• [Given records]:
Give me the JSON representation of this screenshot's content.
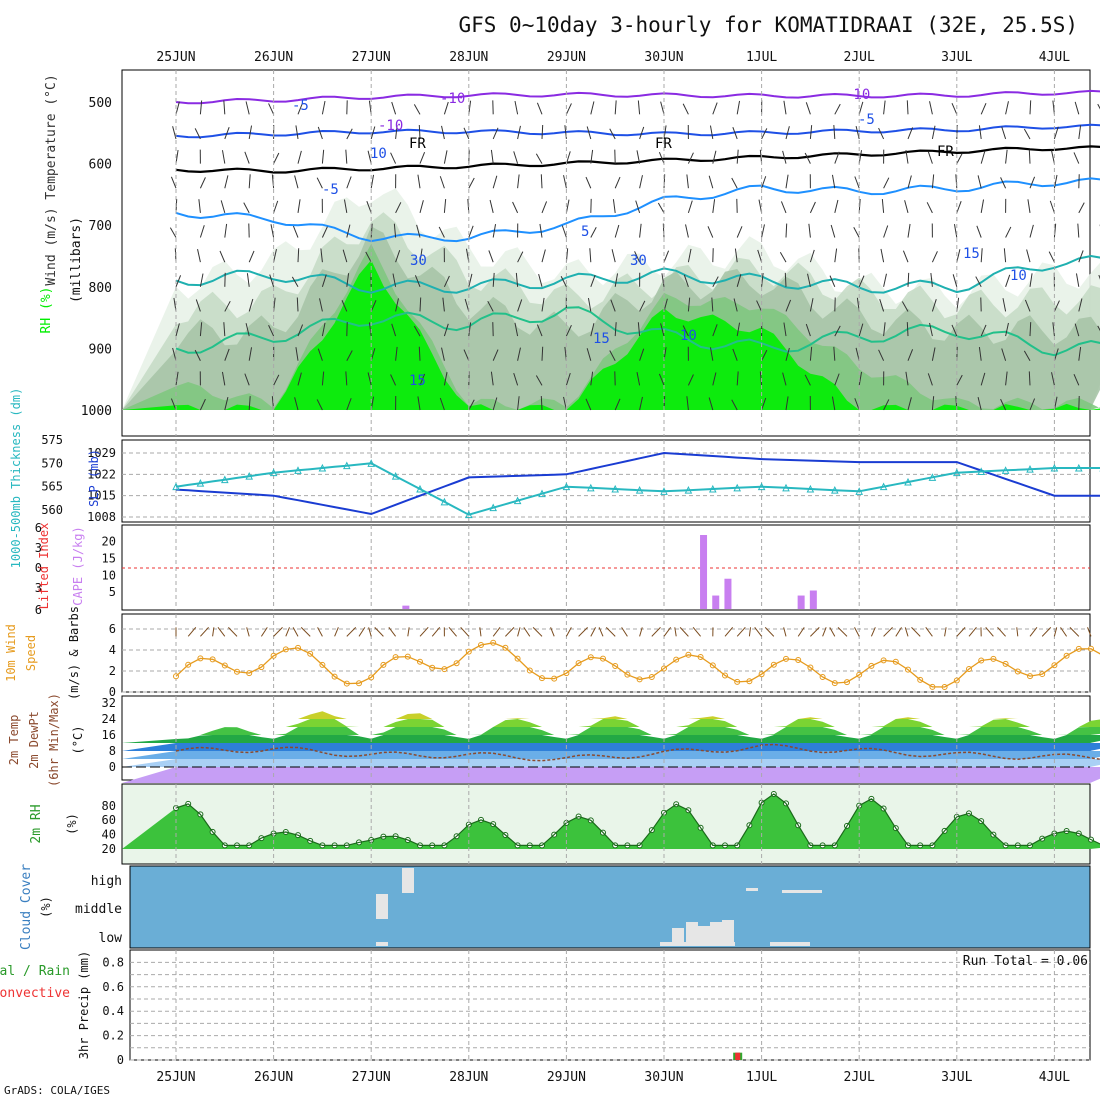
{
  "title": "GFS 0~10day 3-hourly for KOMATIDRAAI (32E, 25.5S)",
  "footer": "GrADS: COLA/IGES",
  "dates": [
    "25JUN",
    "26JUN",
    "27JUN",
    "28JUN",
    "29JUN",
    "30JUN",
    "1JUL",
    "2JUL",
    "3JUL",
    "4JUL"
  ],
  "colors": {
    "rh_green": "#00ee00",
    "cold_contour": "#8a2be2",
    "mid_contour": "#1e50e6",
    "warm_contour": "#20b2aa",
    "hot_contour": "#e69b1e",
    "slp": "#1a3cd2",
    "thickness": "#28b8c0",
    "cape": "#c87ff0",
    "wind10m": "#e69b1e",
    "cloud": "#6aaed6"
  },
  "chart_data": [
    {
      "type": "heatmap",
      "panel": "upper-air",
      "ylabels": [
        "Wind (m/s)",
        "Temperature (°C)",
        "RH (%)",
        "(millibars)"
      ],
      "yticks": [
        500,
        600,
        700,
        800,
        900,
        1000
      ],
      "contour_labels": [
        "-10",
        "-10",
        "-5",
        "-5",
        "FR",
        "FR",
        "FR",
        "-5",
        "5",
        "15",
        "15",
        "30",
        "10",
        "30",
        "10",
        "15",
        "-10",
        "10"
      ],
      "freezing_level_mb": [
        610,
        612,
        608,
        604,
        600,
        595,
        590,
        585,
        580,
        575
      ],
      "isotherm_minus10_mb": [
        500,
        497,
        492,
        489,
        488,
        489,
        490,
        490,
        489,
        485
      ],
      "isotherm_minus5_mb": [
        555,
        552,
        548,
        548,
        550,
        552,
        550,
        547,
        545,
        540
      ]
    },
    {
      "type": "line",
      "panel": "slp-thickness",
      "ylabel_left": "1000-500mb Thickness (dm)",
      "ylabel_right": "SLP (mb)",
      "left_ticks": [
        560,
        565,
        570,
        575
      ],
      "right_ticks": [
        1008,
        1015,
        1022,
        1029
      ],
      "x": [
        "25JUN",
        "26JUN",
        "27JUN",
        "28JUN",
        "29JUN",
        "30JUN",
        "1JUL",
        "2JUL",
        "3JUL",
        "4JUL"
      ],
      "series": [
        {
          "name": "SLP (mb)",
          "axis": "right",
          "values": [
            1017,
            1015,
            1009,
            1021,
            1022,
            1029,
            1027,
            1026,
            1026,
            1015
          ]
        },
        {
          "name": "1000-500mb Thickness (dm)",
          "axis": "left",
          "values": [
            565,
            568,
            570,
            559,
            565,
            564,
            565,
            564,
            568,
            569
          ]
        }
      ]
    },
    {
      "type": "bar",
      "panel": "cape-li",
      "ylabel_left": "Lifted Index",
      "ylabel_right": "CAPE (J/kg)",
      "li_ticks": [
        6,
        3,
        0,
        3,
        6
      ],
      "cape_ticks": [
        5,
        10,
        15,
        20
      ],
      "x": [
        "27JUN 09Z",
        "30JUN 09Z",
        "30JUN 12Z",
        "30JUN 15Z",
        "1JUL 09Z",
        "1JUL 12Z"
      ],
      "values": [
        1,
        22,
        4,
        9,
        4,
        5.5
      ]
    },
    {
      "type": "line",
      "panel": "wind10m",
      "ylabel": "10m Wind Speed (m/s) & Barbs",
      "yticks": [
        0,
        2,
        4,
        6
      ],
      "x": [
        "25JUN",
        "26JUN",
        "27JUN",
        "28JUN",
        "29JUN",
        "30JUN",
        "1JUL",
        "2JUL",
        "3JUL",
        "4JUL"
      ],
      "series": [
        {
          "name": "10m Wind Speed",
          "values": [
            1.5,
            3.5,
            1.5,
            4.0,
            2.0,
            2.5,
            2.0,
            2.0,
            1.5,
            3.0
          ]
        }
      ]
    },
    {
      "type": "area",
      "panel": "temperature",
      "ylabel": "2m Temp 2m DewPt (6hr Min/Max) (°C)",
      "yticks": [
        0,
        8,
        16,
        24,
        32
      ],
      "x": [
        "25JUN",
        "26JUN",
        "27JUN",
        "28JUN",
        "29JUN",
        "30JUN",
        "1JUL",
        "2JUL",
        "3JUL",
        "4JUL"
      ],
      "series": [
        {
          "name": "2m Temp",
          "values": [
            14,
            26,
            30,
            24,
            25,
            26,
            25,
            25,
            25,
            24
          ]
        },
        {
          "name": "2m DewPt",
          "values": [
            8,
            9,
            6,
            6,
            4,
            7,
            10,
            8,
            6,
            5
          ]
        }
      ]
    },
    {
      "type": "area",
      "panel": "rh2m",
      "ylabel": "2m RH (%)",
      "yticks": [
        20,
        40,
        60,
        80
      ],
      "x": [
        "25JUN",
        "26JUN",
        "27JUN",
        "28JUN",
        "29JUN",
        "30JUN",
        "1JUL",
        "2JUL",
        "3JUL",
        "4JUL"
      ],
      "series": [
        {
          "name": "2m RH",
          "values": [
            88,
            45,
            34,
            60,
            63,
            80,
            97,
            92,
            73,
            45
          ]
        }
      ]
    },
    {
      "type": "bar",
      "panel": "cloud-cover",
      "ylabel": "Cloud Cover (%)",
      "levels": [
        "high",
        "middle",
        "low"
      ]
    },
    {
      "type": "bar",
      "panel": "precip",
      "ylabel": "3hr Precip (mm)",
      "legend": [
        "Total / Rain",
        "Convective"
      ],
      "yticks": [
        0,
        0.2,
        0.4,
        0.6,
        0.8
      ],
      "run_total": "Run Total = 0.06",
      "x": [
        "30JUN 18Z"
      ],
      "values": [
        0.06
      ]
    }
  ]
}
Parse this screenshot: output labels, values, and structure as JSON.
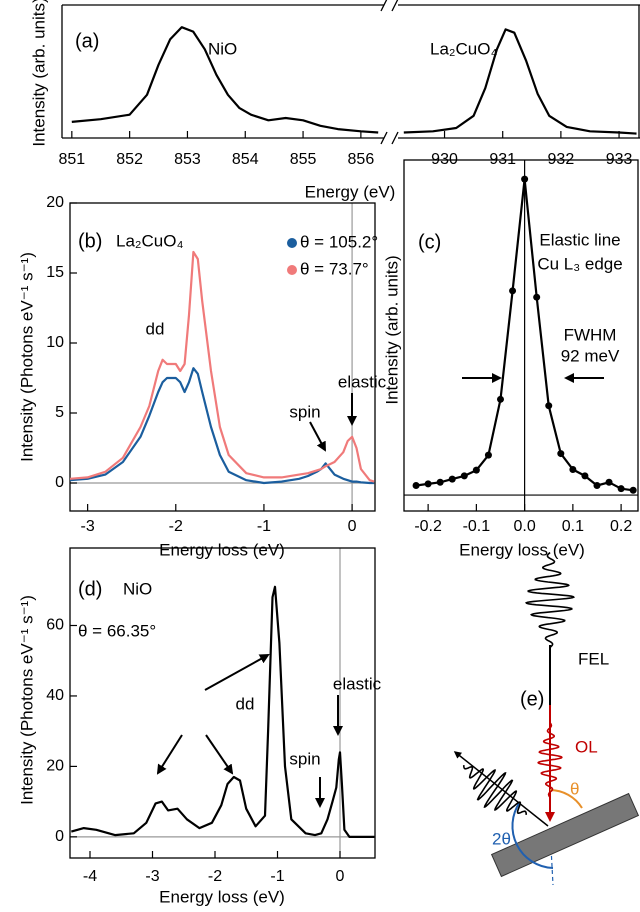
{
  "chart_data": [
    {
      "type": "line",
      "label": "(a)",
      "ylabel": "Intensity (arb. units)",
      "xlabel": "Energy (eV)",
      "ylim": [
        0,
        1.2
      ],
      "broken_axis": true,
      "segments": [
        {
          "xlim": [
            850.83,
            856.4
          ],
          "xticks": [
            851,
            852,
            853,
            854,
            855,
            856
          ],
          "series": [
            {
              "name": "NiO",
              "color": "#000000",
              "x": [
                851,
                851.5,
                852,
                852.3,
                852.5,
                852.7,
                852.9,
                853.1,
                853.3,
                853.5,
                853.7,
                853.9,
                854.1,
                854.4,
                854.7,
                855,
                855.3,
                855.6,
                856,
                856.3
              ],
              "values": [
                0.145,
                0.17,
                0.21,
                0.39,
                0.66,
                0.89,
                1.0,
                0.96,
                0.8,
                0.57,
                0.39,
                0.27,
                0.21,
                0.16,
                0.18,
                0.16,
                0.11,
                0.08,
                0.06,
                0.05
              ]
            }
          ]
        },
        {
          "xlim": [
            929.2,
            933.36
          ],
          "xticks": [
            930,
            931,
            932,
            933
          ],
          "series": [
            {
              "name": "La₂CuO₄",
              "color": "#000000",
              "x": [
                929.3,
                929.8,
                930.2,
                930.5,
                930.7,
                930.9,
                931.05,
                931.2,
                931.4,
                931.6,
                931.8,
                932.1,
                932.5,
                933,
                933.3
              ],
              "values": [
                0.05,
                0.06,
                0.09,
                0.2,
                0.45,
                0.8,
                0.98,
                0.95,
                0.7,
                0.4,
                0.2,
                0.1,
                0.06,
                0.05,
                0.04
              ]
            }
          ]
        }
      ]
    },
    {
      "type": "line",
      "label": "(b)",
      "sample": "La₂CuO₄",
      "ylabel": "Intensity (Photons eV⁻¹ s⁻¹)",
      "xlabel": "Energy loss (eV)",
      "xlim": [
        -3.2,
        0.26
      ],
      "xticks": [
        -3,
        -2,
        -1,
        0
      ],
      "ylim": [
        -2,
        20
      ],
      "yticks": [
        0,
        5,
        10,
        15,
        20
      ],
      "zero_lines": true,
      "zero_line_color": "#999999",
      "legend": "upper right",
      "x": [
        -3.2,
        -3.0,
        -2.8,
        -2.6,
        -2.4,
        -2.3,
        -2.2,
        -2.15,
        -2.1,
        -2.0,
        -1.95,
        -1.9,
        -1.85,
        -1.8,
        -1.75,
        -1.7,
        -1.6,
        -1.5,
        -1.4,
        -1.2,
        -1.0,
        -0.8,
        -0.6,
        -0.5,
        -0.4,
        -0.35,
        -0.3,
        -0.2,
        -0.1,
        -0.05,
        0,
        0.05,
        0.1,
        0.2,
        0.25
      ],
      "series": [
        {
          "name": "θ = 105.2°",
          "color": "#1b5e9e",
          "values": [
            0.2,
            0.3,
            0.6,
            1.5,
            3.3,
            4.8,
            6.5,
            7.2,
            7.5,
            7.5,
            7.2,
            6.5,
            7.2,
            8.2,
            7.8,
            6.5,
            4,
            2,
            0.8,
            0.2,
            0,
            0.1,
            0.3,
            0.5,
            0.8,
            1.0,
            1.4,
            0.6,
            0.3,
            0.2,
            0.1,
            0.1,
            0.05,
            0,
            0
          ]
        },
        {
          "name": "θ = 73.7°",
          "color": "#f07a7a",
          "values": [
            0.3,
            0.4,
            0.8,
            1.8,
            4,
            5.5,
            8,
            8.8,
            8.5,
            8.5,
            8.0,
            8.5,
            12,
            16.5,
            16,
            13,
            8,
            4,
            2,
            0.7,
            0.4,
            0.4,
            0.6,
            0.7,
            0.9,
            1.0,
            1.2,
            1.5,
            2.2,
            3.0,
            3.3,
            2.5,
            1.0,
            0.2,
            0.1
          ]
        }
      ],
      "annotations": [
        "dd",
        "spin",
        "elastic"
      ]
    },
    {
      "type": "line",
      "label": "(c)",
      "markers": true,
      "ylabel": "Intensity (arb. units)",
      "xlabel": "Energy loss (eV)",
      "xlim": [
        -0.25,
        0.235
      ],
      "xticks": [
        -0.2,
        -0.1,
        {
          "value": 0,
          "label": "0.0"
        },
        0.1,
        0.2
      ],
      "ylim": [
        -0.05,
        1.05
      ],
      "zero_lines": true,
      "zero_line_color": "#000000",
      "x": [
        -0.225,
        -0.2,
        -0.175,
        -0.15,
        -0.125,
        -0.1,
        -0.075,
        -0.05,
        -0.025,
        0,
        0.025,
        0.05,
        0.075,
        0.1,
        0.125,
        0.15,
        0.175,
        0.2,
        0.225
      ],
      "series": [
        {
          "color": "#000000",
          "values": [
            0.03,
            0.035,
            0.04,
            0.05,
            0.06,
            0.078,
            0.125,
            0.3,
            0.64,
            0.99,
            0.62,
            0.28,
            0.13,
            0.08,
            0.06,
            0.03,
            0.04,
            0.02,
            0.015
          ]
        }
      ],
      "annotations": [
        "Elastic line",
        "Cu L₃ edge",
        "FWHM",
        "92 meV"
      ]
    },
    {
      "type": "line",
      "label": "(d)",
      "sample": "NiO",
      "condition": "θ = 66.35°",
      "ylabel": "Intensity (Photons eV⁻¹ s⁻¹)",
      "xlabel": "Energy loss (eV)",
      "xlim": [
        -4.32,
        0.56
      ],
      "xticks": [
        -4,
        -3,
        -2,
        -1,
        0
      ],
      "ylim": [
        -6,
        82
      ],
      "yticks": [
        0,
        20,
        40,
        60
      ],
      "zero_lines": true,
      "zero_line_color": "#999999",
      "x": [
        -4.3,
        -4.1,
        -3.9,
        -3.6,
        -3.3,
        -3.1,
        -2.95,
        -2.85,
        -2.75,
        -2.6,
        -2.45,
        -2.25,
        -2.05,
        -1.9,
        -1.8,
        -1.7,
        -1.6,
        -1.5,
        -1.35,
        -1.2,
        -1.15,
        -1.08,
        -1.04,
        -0.97,
        -0.88,
        -0.78,
        -0.55,
        -0.4,
        -0.3,
        -0.2,
        -0.12,
        -0.06,
        -0.02,
        0,
        0.03,
        0.07,
        0.15,
        0.3,
        0.55
      ],
      "series": [
        {
          "color": "#000000",
          "values": [
            1.5,
            2.5,
            2,
            0.5,
            1,
            4,
            9.5,
            10,
            7.5,
            8,
            5,
            2.5,
            4,
            9,
            15,
            17,
            16,
            8,
            3,
            6,
            30,
            68,
            71,
            55,
            20,
            5,
            1,
            0.5,
            1,
            5,
            10,
            14,
            22,
            24,
            15,
            2,
            0,
            0,
            0
          ]
        }
      ],
      "annotations": [
        "dd",
        "spin",
        "elastic"
      ]
    }
  ],
  "diagram": {
    "label": "(e)",
    "beams": [
      "FEL",
      "OL"
    ],
    "angles": [
      "θ",
      "2θ"
    ]
  }
}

• [Request]:
Read the data above and count the lines that include "screenshot". Answer only with the count.

• [Result below]:
2